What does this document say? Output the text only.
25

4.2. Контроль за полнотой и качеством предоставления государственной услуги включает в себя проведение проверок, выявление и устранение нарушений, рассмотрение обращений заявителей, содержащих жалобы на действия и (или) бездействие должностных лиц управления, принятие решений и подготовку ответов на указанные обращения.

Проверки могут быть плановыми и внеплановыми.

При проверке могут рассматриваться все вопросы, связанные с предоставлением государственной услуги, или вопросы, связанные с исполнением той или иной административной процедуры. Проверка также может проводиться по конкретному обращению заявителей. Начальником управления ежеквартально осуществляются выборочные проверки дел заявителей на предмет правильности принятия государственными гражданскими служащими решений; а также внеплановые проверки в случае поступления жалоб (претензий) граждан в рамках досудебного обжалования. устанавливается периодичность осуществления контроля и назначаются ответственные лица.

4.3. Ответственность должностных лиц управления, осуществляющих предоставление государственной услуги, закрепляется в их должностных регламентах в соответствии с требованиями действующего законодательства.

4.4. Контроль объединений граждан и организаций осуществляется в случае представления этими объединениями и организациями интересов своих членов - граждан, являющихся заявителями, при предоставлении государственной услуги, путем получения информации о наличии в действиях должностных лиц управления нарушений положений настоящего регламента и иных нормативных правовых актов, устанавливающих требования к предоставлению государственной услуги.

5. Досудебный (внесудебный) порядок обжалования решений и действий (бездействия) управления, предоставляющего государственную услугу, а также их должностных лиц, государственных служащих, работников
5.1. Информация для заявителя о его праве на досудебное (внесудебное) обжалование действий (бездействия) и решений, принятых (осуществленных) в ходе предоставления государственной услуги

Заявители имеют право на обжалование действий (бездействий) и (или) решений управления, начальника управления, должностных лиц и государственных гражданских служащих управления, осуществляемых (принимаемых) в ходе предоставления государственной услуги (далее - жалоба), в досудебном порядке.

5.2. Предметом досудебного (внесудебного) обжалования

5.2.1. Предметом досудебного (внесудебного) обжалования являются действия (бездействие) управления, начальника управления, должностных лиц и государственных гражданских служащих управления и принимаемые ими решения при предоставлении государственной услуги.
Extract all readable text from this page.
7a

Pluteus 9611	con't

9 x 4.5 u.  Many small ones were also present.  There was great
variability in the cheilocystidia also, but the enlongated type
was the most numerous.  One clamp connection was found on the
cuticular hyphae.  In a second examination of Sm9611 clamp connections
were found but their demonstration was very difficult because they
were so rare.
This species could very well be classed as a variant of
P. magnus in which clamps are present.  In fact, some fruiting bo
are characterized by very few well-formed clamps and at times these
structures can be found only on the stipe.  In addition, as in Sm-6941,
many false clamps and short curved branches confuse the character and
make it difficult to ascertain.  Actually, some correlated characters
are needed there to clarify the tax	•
========================================================================
State the number of lines in the records that contain the string "обжалование", and nothing more.

2